Segment Start: Materials provided

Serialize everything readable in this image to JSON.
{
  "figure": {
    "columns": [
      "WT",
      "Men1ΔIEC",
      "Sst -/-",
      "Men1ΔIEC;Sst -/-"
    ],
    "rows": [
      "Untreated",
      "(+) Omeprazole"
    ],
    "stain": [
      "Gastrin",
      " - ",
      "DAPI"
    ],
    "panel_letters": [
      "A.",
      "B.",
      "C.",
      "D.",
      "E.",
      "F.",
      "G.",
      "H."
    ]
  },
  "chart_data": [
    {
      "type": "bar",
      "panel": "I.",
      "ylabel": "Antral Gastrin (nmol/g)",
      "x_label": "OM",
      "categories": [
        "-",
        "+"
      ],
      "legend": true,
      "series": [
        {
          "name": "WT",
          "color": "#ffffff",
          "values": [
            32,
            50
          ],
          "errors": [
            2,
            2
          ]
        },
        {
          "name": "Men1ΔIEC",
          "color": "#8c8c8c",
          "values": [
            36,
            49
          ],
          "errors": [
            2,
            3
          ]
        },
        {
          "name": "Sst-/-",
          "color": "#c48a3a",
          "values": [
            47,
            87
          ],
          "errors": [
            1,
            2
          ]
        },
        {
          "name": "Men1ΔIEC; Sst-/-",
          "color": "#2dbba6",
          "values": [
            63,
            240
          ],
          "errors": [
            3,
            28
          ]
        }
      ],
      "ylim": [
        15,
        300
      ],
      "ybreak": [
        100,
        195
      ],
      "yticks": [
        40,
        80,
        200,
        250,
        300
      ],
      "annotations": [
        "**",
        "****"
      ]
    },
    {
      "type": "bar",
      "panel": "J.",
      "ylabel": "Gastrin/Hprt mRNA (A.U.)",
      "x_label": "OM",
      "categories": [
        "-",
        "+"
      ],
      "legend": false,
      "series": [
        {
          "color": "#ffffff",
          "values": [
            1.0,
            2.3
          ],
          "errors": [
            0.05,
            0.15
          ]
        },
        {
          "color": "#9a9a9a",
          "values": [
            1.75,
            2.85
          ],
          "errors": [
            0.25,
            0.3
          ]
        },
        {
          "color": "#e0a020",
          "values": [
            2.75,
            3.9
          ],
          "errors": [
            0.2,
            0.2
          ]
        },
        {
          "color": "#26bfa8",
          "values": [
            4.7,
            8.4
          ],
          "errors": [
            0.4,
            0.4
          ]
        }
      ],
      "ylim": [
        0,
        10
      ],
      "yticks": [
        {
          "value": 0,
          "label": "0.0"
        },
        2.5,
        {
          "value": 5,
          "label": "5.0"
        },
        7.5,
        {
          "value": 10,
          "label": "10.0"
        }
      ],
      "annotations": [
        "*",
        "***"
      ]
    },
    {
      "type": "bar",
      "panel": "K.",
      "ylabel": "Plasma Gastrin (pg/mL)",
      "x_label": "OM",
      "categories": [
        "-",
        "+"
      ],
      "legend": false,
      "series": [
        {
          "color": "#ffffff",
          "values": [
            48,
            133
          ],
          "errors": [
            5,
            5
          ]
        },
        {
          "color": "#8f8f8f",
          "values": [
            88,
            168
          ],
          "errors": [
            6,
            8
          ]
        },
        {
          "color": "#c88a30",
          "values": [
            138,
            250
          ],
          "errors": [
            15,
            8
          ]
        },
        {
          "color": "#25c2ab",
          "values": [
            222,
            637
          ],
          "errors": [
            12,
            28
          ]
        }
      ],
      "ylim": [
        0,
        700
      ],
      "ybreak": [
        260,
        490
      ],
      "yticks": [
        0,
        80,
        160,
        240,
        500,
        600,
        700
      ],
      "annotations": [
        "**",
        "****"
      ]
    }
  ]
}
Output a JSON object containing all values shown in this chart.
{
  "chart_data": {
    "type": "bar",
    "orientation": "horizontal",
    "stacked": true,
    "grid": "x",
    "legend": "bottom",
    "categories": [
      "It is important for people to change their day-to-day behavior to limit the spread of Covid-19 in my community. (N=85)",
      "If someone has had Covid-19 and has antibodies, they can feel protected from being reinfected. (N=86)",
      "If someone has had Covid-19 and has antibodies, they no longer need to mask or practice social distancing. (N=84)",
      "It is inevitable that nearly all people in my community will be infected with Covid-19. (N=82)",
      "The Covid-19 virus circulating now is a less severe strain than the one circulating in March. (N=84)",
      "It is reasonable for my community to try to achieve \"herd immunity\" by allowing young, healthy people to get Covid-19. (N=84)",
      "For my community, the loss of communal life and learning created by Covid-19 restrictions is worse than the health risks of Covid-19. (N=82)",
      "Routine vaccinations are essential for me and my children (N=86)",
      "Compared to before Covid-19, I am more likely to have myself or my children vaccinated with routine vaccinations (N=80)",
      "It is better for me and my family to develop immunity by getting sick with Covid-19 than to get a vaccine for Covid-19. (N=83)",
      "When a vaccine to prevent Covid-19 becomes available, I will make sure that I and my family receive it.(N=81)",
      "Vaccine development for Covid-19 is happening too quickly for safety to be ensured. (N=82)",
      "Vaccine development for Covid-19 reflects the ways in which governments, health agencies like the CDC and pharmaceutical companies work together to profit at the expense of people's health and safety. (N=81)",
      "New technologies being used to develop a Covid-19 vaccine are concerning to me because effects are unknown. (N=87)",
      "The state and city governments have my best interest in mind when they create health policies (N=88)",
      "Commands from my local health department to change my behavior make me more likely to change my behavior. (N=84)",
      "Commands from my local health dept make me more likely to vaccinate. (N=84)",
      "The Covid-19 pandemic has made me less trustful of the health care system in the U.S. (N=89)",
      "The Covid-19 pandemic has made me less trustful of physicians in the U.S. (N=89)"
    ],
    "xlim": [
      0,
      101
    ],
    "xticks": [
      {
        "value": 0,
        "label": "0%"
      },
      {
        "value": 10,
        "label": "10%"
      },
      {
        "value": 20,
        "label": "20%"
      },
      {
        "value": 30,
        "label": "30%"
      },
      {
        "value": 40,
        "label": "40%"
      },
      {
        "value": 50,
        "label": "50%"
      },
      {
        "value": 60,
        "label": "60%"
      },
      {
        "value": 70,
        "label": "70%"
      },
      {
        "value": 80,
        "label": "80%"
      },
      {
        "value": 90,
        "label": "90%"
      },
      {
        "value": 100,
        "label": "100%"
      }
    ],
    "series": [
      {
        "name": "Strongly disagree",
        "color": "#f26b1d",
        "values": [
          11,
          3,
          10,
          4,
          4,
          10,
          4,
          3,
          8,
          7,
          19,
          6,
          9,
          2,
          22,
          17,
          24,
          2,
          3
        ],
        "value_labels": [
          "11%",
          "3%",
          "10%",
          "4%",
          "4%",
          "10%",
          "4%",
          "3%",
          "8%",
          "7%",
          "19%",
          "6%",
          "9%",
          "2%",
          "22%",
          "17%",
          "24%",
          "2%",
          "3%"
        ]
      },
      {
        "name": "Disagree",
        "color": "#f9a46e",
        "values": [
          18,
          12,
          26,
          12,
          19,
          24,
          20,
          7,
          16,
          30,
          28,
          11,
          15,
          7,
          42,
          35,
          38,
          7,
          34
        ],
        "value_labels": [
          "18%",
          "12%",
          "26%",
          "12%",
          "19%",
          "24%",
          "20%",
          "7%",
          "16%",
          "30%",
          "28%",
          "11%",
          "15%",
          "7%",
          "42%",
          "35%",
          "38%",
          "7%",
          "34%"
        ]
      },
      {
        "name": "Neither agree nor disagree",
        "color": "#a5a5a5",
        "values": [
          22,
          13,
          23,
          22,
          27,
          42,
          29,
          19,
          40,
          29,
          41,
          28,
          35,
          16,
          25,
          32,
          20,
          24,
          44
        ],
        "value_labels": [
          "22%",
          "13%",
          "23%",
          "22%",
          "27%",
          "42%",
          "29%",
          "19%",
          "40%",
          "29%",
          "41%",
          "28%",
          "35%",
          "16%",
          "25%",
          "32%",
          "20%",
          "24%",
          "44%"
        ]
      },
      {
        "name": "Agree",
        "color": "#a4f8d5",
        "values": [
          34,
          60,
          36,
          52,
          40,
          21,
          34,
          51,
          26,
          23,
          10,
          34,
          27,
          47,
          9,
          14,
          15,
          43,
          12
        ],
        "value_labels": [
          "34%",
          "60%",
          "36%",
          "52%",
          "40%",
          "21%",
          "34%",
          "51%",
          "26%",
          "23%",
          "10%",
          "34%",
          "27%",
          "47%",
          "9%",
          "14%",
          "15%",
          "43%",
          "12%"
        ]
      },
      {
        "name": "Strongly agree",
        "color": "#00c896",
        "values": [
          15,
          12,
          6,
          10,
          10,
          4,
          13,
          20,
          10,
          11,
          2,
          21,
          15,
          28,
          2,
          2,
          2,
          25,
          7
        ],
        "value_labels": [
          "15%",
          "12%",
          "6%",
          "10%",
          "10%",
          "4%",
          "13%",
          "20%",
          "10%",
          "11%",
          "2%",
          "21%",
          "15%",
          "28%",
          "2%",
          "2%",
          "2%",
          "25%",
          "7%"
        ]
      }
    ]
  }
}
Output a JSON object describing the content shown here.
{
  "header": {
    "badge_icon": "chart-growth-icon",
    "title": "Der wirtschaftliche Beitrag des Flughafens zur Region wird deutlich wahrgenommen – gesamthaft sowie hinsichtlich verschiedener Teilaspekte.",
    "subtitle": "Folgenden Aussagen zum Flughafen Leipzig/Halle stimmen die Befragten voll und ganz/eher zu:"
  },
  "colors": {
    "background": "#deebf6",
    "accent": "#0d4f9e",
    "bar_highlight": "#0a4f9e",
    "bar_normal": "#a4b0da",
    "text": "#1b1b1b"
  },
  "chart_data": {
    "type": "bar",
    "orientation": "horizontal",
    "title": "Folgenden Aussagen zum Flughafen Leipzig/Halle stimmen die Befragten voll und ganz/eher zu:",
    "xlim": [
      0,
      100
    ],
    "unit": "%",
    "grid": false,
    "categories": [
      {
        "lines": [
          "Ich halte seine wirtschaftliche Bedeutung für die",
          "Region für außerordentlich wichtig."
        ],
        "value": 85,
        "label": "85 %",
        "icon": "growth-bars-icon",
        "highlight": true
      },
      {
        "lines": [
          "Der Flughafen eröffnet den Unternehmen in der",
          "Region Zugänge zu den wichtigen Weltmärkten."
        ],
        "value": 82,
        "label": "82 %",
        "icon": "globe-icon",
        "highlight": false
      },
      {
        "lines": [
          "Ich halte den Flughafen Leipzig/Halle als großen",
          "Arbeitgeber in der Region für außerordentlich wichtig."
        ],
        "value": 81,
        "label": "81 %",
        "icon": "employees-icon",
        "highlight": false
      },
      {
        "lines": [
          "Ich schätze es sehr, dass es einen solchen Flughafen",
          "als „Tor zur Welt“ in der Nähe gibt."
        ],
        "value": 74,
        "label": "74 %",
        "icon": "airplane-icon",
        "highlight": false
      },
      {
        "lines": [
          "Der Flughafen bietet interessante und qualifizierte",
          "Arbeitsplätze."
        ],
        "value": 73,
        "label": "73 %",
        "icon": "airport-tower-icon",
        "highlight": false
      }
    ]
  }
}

Segment End: Materials provided

**Task requirements:**
Show every line of the material above in which "Gastrin" is present.

**Exercise response:**
      "Gastrin",
      "ylabel": "Antral Gastrin (nmol/g)",
      "ylabel": "Gastrin/Hprt mRNA (A.U.)",
      "ylabel": "Plasma Gastrin (pg/mL)",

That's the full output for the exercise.